Arrange the lines of the listing below as a Markdown table with the columns "Row" and "Line", numbering each row and leaving out blank lines.

-- start of GIVEN DATA --

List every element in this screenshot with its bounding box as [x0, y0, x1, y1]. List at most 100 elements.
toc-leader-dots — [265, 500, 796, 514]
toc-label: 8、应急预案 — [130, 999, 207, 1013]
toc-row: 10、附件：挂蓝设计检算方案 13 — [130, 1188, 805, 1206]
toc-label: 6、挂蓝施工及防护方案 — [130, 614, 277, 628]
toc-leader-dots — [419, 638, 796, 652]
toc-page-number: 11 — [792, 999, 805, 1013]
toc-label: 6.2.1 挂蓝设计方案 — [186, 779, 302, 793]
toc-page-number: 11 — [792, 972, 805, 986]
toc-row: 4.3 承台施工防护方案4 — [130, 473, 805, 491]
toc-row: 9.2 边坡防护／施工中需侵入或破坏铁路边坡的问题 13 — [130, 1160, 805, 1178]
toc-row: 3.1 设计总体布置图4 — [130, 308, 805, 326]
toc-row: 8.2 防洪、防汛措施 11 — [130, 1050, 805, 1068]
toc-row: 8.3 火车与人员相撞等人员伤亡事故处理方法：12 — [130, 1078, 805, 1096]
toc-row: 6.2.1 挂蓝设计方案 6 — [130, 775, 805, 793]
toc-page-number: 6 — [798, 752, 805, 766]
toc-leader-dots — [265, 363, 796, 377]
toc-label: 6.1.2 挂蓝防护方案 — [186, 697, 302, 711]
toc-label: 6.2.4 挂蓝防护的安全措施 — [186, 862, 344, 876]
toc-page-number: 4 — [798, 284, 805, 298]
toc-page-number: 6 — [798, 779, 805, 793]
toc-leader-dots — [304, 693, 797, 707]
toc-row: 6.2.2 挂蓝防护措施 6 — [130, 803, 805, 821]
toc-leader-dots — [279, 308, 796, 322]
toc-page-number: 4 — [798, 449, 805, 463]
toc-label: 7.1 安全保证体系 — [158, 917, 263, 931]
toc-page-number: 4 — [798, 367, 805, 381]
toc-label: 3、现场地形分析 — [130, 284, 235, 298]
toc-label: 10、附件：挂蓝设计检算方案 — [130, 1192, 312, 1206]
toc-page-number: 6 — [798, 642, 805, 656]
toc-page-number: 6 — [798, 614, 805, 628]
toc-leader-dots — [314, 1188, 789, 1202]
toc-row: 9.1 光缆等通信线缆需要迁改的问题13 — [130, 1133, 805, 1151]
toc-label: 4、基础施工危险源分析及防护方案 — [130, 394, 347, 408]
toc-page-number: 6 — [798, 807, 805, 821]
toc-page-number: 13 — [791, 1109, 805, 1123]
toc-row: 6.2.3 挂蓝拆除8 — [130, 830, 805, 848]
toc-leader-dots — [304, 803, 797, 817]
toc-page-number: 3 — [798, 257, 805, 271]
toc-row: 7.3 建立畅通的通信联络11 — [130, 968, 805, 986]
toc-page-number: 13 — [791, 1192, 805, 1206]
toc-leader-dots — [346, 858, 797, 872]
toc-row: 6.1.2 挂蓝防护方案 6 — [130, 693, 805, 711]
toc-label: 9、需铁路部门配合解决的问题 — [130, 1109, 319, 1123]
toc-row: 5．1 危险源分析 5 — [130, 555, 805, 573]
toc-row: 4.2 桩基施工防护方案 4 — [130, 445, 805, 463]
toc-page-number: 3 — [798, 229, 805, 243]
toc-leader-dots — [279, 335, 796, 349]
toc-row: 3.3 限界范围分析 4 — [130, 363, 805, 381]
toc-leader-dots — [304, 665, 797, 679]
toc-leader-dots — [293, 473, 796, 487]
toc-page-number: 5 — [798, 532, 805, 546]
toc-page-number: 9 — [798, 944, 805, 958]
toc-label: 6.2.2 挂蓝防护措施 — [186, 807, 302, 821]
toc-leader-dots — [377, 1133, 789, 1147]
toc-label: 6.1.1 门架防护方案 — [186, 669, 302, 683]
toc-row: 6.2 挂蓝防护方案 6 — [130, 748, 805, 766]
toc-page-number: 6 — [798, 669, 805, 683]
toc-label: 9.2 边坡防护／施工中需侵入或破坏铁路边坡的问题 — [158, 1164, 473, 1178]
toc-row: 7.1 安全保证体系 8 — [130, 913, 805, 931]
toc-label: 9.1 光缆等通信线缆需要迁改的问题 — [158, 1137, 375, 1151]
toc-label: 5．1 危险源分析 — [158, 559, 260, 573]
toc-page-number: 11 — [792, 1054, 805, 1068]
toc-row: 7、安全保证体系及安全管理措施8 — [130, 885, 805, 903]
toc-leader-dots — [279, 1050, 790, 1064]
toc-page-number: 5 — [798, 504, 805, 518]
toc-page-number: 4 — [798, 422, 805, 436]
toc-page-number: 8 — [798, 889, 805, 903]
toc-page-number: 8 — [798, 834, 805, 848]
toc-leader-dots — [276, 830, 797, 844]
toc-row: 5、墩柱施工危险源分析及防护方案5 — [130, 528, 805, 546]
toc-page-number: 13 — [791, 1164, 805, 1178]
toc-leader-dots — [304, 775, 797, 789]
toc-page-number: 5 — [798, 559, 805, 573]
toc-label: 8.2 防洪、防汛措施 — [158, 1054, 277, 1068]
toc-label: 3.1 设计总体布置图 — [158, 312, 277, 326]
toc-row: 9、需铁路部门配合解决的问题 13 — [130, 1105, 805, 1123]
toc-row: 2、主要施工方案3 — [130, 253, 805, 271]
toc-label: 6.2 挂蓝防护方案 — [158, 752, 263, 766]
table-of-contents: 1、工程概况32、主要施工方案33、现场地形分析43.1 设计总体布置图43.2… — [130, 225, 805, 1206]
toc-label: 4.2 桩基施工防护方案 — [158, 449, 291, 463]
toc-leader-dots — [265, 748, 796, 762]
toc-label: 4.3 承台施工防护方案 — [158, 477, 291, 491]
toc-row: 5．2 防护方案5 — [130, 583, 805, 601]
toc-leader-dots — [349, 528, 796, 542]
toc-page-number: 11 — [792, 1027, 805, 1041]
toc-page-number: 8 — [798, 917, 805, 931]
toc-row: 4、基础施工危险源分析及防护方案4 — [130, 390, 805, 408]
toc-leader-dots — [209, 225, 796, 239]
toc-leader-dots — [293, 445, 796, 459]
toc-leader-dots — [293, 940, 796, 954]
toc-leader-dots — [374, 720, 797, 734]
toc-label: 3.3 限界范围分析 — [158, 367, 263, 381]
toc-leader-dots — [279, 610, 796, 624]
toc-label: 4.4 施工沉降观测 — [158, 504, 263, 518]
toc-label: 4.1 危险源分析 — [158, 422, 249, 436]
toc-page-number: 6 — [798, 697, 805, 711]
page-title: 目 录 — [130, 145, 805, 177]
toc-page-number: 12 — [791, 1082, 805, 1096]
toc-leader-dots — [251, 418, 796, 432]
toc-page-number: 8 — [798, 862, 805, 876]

-- end of GIVEN DATA --

THE COMPLETED TASK –
| Row | Line |
|---|---|
| 1 | List every element in this screenshot with its bounding box as [x0, y0, x1, y1]. List at most 100 elements. |
| 2 | toc-leader-dots — [265, 500, 796, 514] |
| 3 | toc-label: 8、应急预案 — [130, 999, 207, 1013] |
| 4 | toc-row: 10、附件：挂蓝设计检算方案 13 — [130, 1188, 805, 1206] |
| 5 | toc-label: 6、挂蓝施工及防护方案 — [130, 614, 277, 628] |
| 6 | toc-leader-dots — [419, 638, 796, 652] |
| 7 | toc-page-number: 11 — [792, 999, 805, 1013] |
| 8 | toc-label: 6.2.1 挂蓝设计方案 — [186, 779, 302, 793] |
| 9 | toc-page-number: 11 — [792, 972, 805, 986] |
| 10 | toc-row: 4.3 承台施工防护方案4 — [130, 473, 805, 491] |
| 11 | toc-row: 9.2 边坡防护／施工中需侵入或破坏铁路边坡的问题 13 — [130, 1160, 805, 1178] |
| 12 | toc-row: 3.1 设计总体布置图4 — [130, 308, 805, 326] |
| 13 | toc-row: 8.2 防洪、防汛措施 11 — [130, 1050, 805, 1068] |
| 14 | toc-row: 8.3 火车与人员相撞等人员伤亡事故处理方法：12 — [130, 1078, 805, 1096] |
| 15 | toc-row: 6.2.1 挂蓝设计方案 6 — [130, 775, 805, 793] |
| 16 | toc-page-number: 6 — [798, 752, 805, 766] |
| 17 | toc-leader-dots — [265, 363, 796, 377] |
| 18 | toc-label: 6.1.2 挂蓝防护方案 — [186, 697, 302, 711] |
| 19 | toc-label: 6.2.4 挂蓝防护的安全措施 — [186, 862, 344, 876] |
| 20 | toc-page-number: 4 — [798, 284, 805, 298] |
| 21 | toc-page-number: 6 — [798, 779, 805, 793] |
| 22 | toc-leader-dots — [304, 693, 797, 707] |
| 23 | toc-row: 6.2.2 挂蓝防护措施 6 — [130, 803, 805, 821] |
| 24 | toc-leader-dots — [279, 308, 796, 322] |
| 25 | toc-page-number: 4 — [798, 449, 805, 463] |
| 26 | toc-label: 7.1 安全保证体系 — [158, 917, 263, 931] |
| 27 | toc-page-number: 4 — [798, 367, 805, 381] |
| 28 | toc-label: 3、现场地形分析 — [130, 284, 235, 298] |
| 29 | toc-label: 10、附件：挂蓝设计检算方案 — [130, 1192, 312, 1206] |
| 30 | toc-page-number: 6 — [798, 642, 805, 656] |
| 31 | toc-page-number: 6 — [798, 614, 805, 628] |
| 32 | toc-leader-dots — [314, 1188, 789, 1202] |
| 33 | toc-row: 9.1 光缆等通信线缆需要迁改的问题13 — [130, 1133, 805, 1151] |
| 34 | toc-label: 4、基础施工危险源分析及防护方案 — [130, 394, 347, 408] |
| 35 | toc-page-number: 6 — [798, 807, 805, 821] |
| 36 | toc-page-number: 13 — [791, 1109, 805, 1123] |
| 37 | toc-row: 6.2.3 挂蓝拆除8 — [130, 830, 805, 848] |
| 38 | toc-leader-dots — [304, 803, 797, 817] |
| 39 | toc-page-number: 3 — [798, 257, 805, 271] |
| 40 | toc-row: 7.3 建立畅通的通信联络11 — [130, 968, 805, 986] |
| 41 | toc-page-number: 13 — [791, 1192, 805, 1206] |
| 42 | toc-leader-dots — [346, 858, 797, 872] |
| 43 | toc-row: 6.1.2 挂蓝防护方案 6 — [130, 693, 805, 711] |
| 44 | toc-label: 9、需铁路部门配合解决的问题 — [130, 1109, 319, 1123] |
| 45 | toc-row: 5．1 危险源分析 5 — [130, 555, 805, 573] |
| 46 | toc-row: 4.2 桩基施工防护方案 4 — [130, 445, 805, 463] |
| 47 | toc-page-number: 3 — [798, 229, 805, 243] |
| 48 | toc-leader-dots — [279, 335, 796, 349] |
| 49 | toc-row: 3.3 限界范围分析 4 — [130, 363, 805, 381] |
| 50 | toc-leader-dots — [304, 665, 797, 679] |
| 51 | toc-leader-dots — [293, 473, 796, 487] |
| 52 | toc-page-number: 5 — [798, 532, 805, 546] |
| 53 | toc-page-number: 9 — [798, 944, 805, 958] |
| 54 | toc-label: 6.2.2 挂蓝防护措施 — [186, 807, 302, 821] |
| 55 | toc-leader-dots — [377, 1133, 789, 1147] |
| 56 | toc-label: 6.1.1 门架防护方案 — [186, 669, 302, 683] |
| 57 | toc-row: 6.2 挂蓝防护方案 6 — [130, 748, 805, 766] |
| 58 | toc-page-number: 6 — [798, 669, 805, 683] |
| 59 | toc-label: 9.2 边坡防护／施工中需侵入或破坏铁路边坡的问题 — [158, 1164, 473, 1178] |
| 60 | toc-row: 7.1 安全保证体系 8 — [130, 913, 805, 931] |
| 61 | toc-label: 9.1 光缆等通信线缆需要迁改的问题 — [158, 1137, 375, 1151] |
| 62 | toc-label: 5．1 危险源分析 — [158, 559, 260, 573] |
| 63 | toc-page-number: 11 — [792, 1054, 805, 1068] |
| 64 | toc-row: 7、安全保证体系及安全管理措施8 — [130, 885, 805, 903] |
| 65 | toc-leader-dots — [279, 1050, 790, 1064] |
| 66 | toc-page-number: 5 — [798, 504, 805, 518] |
| 67 | toc-page-number: 4 — [798, 422, 805, 436] |
| 68 | toc-page-number: 8 — [798, 889, 805, 903] |
| 69 | toc-page-number: 8 — [798, 834, 805, 848] |
| 70 | toc-leader-dots — [276, 830, 797, 844] |
| 71 | toc-row: 5、墩柱施工危险源分析及防护方案5 — [130, 528, 805, 546] |
| 72 | toc-page-number: 13 — [791, 1164, 805, 1178] |
| 73 | toc-leader-dots — [304, 775, 797, 789] |
| 74 | toc-page-number: 5 — [798, 559, 805, 573] |
| 75 | toc-label: 8.2 防洪、防汛措施 — [158, 1054, 277, 1068] |
| 76 | toc-label: 3.1 设计总体布置图 — [158, 312, 277, 326] |
| 77 | toc-row: 9、需铁路部门配合解决的问题 13 — [130, 1105, 805, 1123] |
| 78 | toc-row: 2、主要施工方案3 — [130, 253, 805, 271] |
| 79 | toc-label: 6.2 挂蓝防护方案 — [158, 752, 263, 766] |
| 80 | table-of-contents: 1、工程概况32、主要施工方案33、现场地形分析43.1 设计总体布置图43.2… — [130, 225, 805, 1206] |
| 81 | toc-label: 4.2 桩基施工防护方案 — [158, 449, 291, 463] |
| 82 | toc-leader-dots — [265, 748, 796, 762] |
| 83 | toc-label: 4.3 承台施工防护方案 — [158, 477, 291, 491] |
| 84 | toc-row: 5．2 防护方案5 — [130, 583, 805, 601] |
| 85 | toc-leader-dots — [349, 528, 796, 542] |
| 86 | toc-page-number: 11 — [792, 1027, 805, 1041] |
| 87 | toc-page-number: 8 — [798, 917, 805, 931] |
| 88 | toc-row: 4、基础施工危险源分析及防护方案4 — [130, 390, 805, 408] |
| 89 | toc-leader-dots — [209, 225, 796, 239] |
| 90 | toc-leader-dots — [293, 445, 796, 459] |
| 91 | toc-leader-dots — [293, 940, 796, 954] |
| 92 | toc-leader-dots — [374, 720, 797, 734] |
| 93 | toc-label: 3.3 限界范围分析 — [158, 367, 263, 381] |
| 94 | toc-leader-dots — [279, 610, 796, 624] |
| 95 | toc-label: 4.4 施工沉降观测 — [158, 504, 263, 518] |
| 96 | toc-label: 4.1 危险源分析 — [158, 422, 249, 436] |
| 97 | toc-page-number: 6 — [798, 697, 805, 711] |
| 98 | page-title: 目 录 — [130, 145, 805, 177] |
| 99 | toc-page-number: 12 — [791, 1082, 805, 1096] |
| 100 | toc-leader-dots — [251, 418, 796, 432] |
| 101 | toc-page-number: 8 — [798, 862, 805, 876] |